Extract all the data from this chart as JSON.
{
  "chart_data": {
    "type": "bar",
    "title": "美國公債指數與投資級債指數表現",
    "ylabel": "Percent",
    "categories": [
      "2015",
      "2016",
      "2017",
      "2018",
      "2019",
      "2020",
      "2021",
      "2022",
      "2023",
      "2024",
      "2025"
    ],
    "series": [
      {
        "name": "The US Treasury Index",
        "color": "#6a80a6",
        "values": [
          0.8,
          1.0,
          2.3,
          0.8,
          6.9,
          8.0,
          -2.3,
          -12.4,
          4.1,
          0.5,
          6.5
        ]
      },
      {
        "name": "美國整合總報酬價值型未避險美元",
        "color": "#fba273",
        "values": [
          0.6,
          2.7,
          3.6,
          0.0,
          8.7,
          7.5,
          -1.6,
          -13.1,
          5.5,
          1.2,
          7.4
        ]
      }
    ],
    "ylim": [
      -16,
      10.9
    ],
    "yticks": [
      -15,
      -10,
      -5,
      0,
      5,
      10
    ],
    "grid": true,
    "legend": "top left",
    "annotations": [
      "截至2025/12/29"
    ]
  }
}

····················

Print all of the entries exactly as they appear.

> Solution to the exercise:
Extract all the data from this chart as JSON.
{
  "chart_data": {
    "type": "bar",
    "title": "美國公債指數與投資級債指數表現",
    "ylabel": "Percent",
    "categories": [
      "2015",
      "2016",
      "2017",
      "2018",
      "2019",
      "2020",
      "2021",
      "2022",
      "2023",
      "2024",
      "2025"
    ],
    "series": [
      {
        "name": "The US Treasury Index",
        "color": "#6a80a6",
        "values": [
          0.8,
          1.0,
          2.3,
          0.8,
          6.9,
          8.0,
          -2.3,
          -12.4,
          4.1,
          0.5,
          6.5
        ]
      },
      {
        "name": "美國整合總報酬價值型未避險美元",
        "color": "#fba273",
        "values": [
          0.6,
          2.7,
          3.6,
          0.0,
          8.7,
          7.5,
          -1.6,
          -13.1,
          5.5,
          1.2,
          7.4
        ]
      }
    ],
    "ylim": [
      -16,
      10.9
    ],
    "yticks": [
      -15,
      -10,
      -5,
      0,
      5,
      10
    ],
    "grid": true,
    "legend": "top left",
    "annotations": [
      "截至2025/12/29"
    ]
  }
}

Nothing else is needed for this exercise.